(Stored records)
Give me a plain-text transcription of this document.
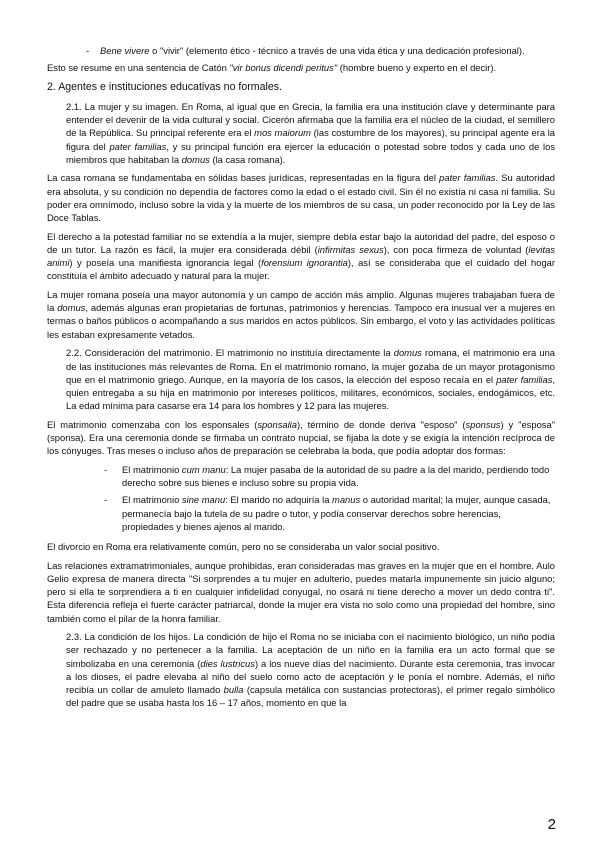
-	Bene vivere o "vivir" (elemento ético - técnico a través de una vida ética y una dedicación profesional).

Esto se resume en una sentencia de Catón "vir bonus dicendi peritus" (hombre bueno y experto en el decir).

2. Agentes e instituciones educativas no formales.

2.1. La mujer y su imagen. En Roma, al igual que en Grecia, la familia era una institución clave y determinante para entender el devenir de la vida cultural y social. Cicerón afirmaba que la familia era el núcleo de la ciudad, el semillero de la República. Su principal referente era el mos maiorum (las costumbre de los mayores), su principal agente era la figura del pater familias, y su principal función era ejercer la educación o potestad sobre todos y cada uno de los miembros que habitaban la domus (la casa romana).

La casa romana se fundamentaba en sólidas bases jurídicas, representadas en la figura del pater familias. Su autoridad era absoluta, y su condición no dependía de factores como la edad o el estado civil. Sin él no existía ni casa ni familia. Su poder era omnímodo, incluso sobre la vida y la muerte de los miembros de su casa, un poder reconocido por la Ley de las Doce Tablas.

El derecho a la potestad familiar no se extendía a la mujer, siempre debía estar bajo la autoridad del padre, del esposo o de un tutor. La razón es fácil, la mujer era considerada débil (infirmitas sexus), con poca firmeza de voluntad (levitas animi) y poseía una manifiesta ignorancia legal (forensium ignorantia), así se consideraba que el cuidado del hogar constituía el ámbito adecuado y natural para la mujer.

La mujer romana poseía una mayor autonomía y un campo de acción más amplio. Algunas mujeres trabajaban fuera de la domus, además algunas eran propietarias de fortunas, patrimonios y herencias. Tampoco era inusual ver a mujeres en termas o baños públicos o acompañando a sus maridos en actos públicos. Sin embargo, el voto y las actividades políticas les estaban expresamente vetados.

2.2. Consideración del matrimonio. El matrimonio no instituía directamente la domus romana, el matrimonio era una de las instituciones más relevantes de Roma. En el matrimonio romano, la mujer gozaba de un mayor protagonismo que en el matrimonio griego. Aunque, en la mayoría de los casos, la elección del esposo recaía en el pater familias, quien entregaba a su hija en matrimonio por intereses políticos, militares, económicos, sociales, endogámicos, etc. La edad mínima para casarse era 14 para los hombres y 12 para las mujeres.

El matrimonio comenzaba con los esponsales (sponsalia), término de donde deriva "esposo" (sponsus) y "esposa" (sponsa). Era una ceremonia donde se firmaba un contrato nupcial, se fijaba la dote y se exigía la intención recíproca de los cónyuges. Tras meses o incluso años de preparación se celebraba la boda, que podía adoptar dos formas:

-	El matrimonio cum manu: La mujer pasaba de la autoridad de su padre a la del marido, perdiendo todo derecho sobre sus bienes e incluso sobre su propia vida.
-	El matrimonio sine manu: El marido no adquiría la manus o autoridad marital; la mujer, aunque casada, permanecía bajo la tutela de su padre o tutor, y podía conservar derechos sobre herencias, propiedades y bienes ajenos al marido.

El divorcio en Roma era relativamente común, pero no se consideraba un valor social positivo.

Las relaciones extramatrimoniales, aunque prohibidas, eran consideradas mas graves en la mujer que en el hombre. Aulo Gelio expresa de manera directa "Si sorprendes a tu mujer en adulterio, puedes matarla impunemente sin juicio alguno; pero si ella te sorprendiera a ti en cualquier infidelidad conyugal, no osará ni tiene derecho a mover un dedo contra ti". Esta diferencia refleja el fuerte carácter patriarcal, donde la mujer era vista no solo como una propiedad del hombre, sino también como el pilar de la honra familiar.

2.3. La condición de los hijos. La condición de hijo el Roma no se iniciaba con el nacimiento biológico, un niño podía ser rechazado y no pertenecer a la familia. La aceptación de un niño en la familia era un acto formal que se simbolizaba en una ceremonia (dies lustricus) a los nueve días del nacimiento. Durante esta ceremonia, tras invocar a los dioses, el padre elevaba al niño del suelo como acto de aceptación y le ponía el nombre. Además, el niño recibía un collar de amuleto llamado bulla (capsula metálica con sustancias protectoras), el primer regalo simbólico del padre que se usaba hasta los 16 – 17 años, momento en que la

2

• _DIRECTION_: Filter the data, keeping only the lines that contain "manu".

• _ANSWER TO THIS TASK_:
-	El matrimonio cum manu: La mujer pasaba de la autoridad de su padre a la del marido, perdiendo todo derecho sobre sus bienes e incluso sobre su propia vida.
-	El matrimonio sine manu: El marido no adquiría la manus o autoridad marital; la mujer, aunque casada, permanecía bajo la tutela de su padre o tutor, y podía conservar derechos sobre herencias, propiedades y bienes ajenos al marido.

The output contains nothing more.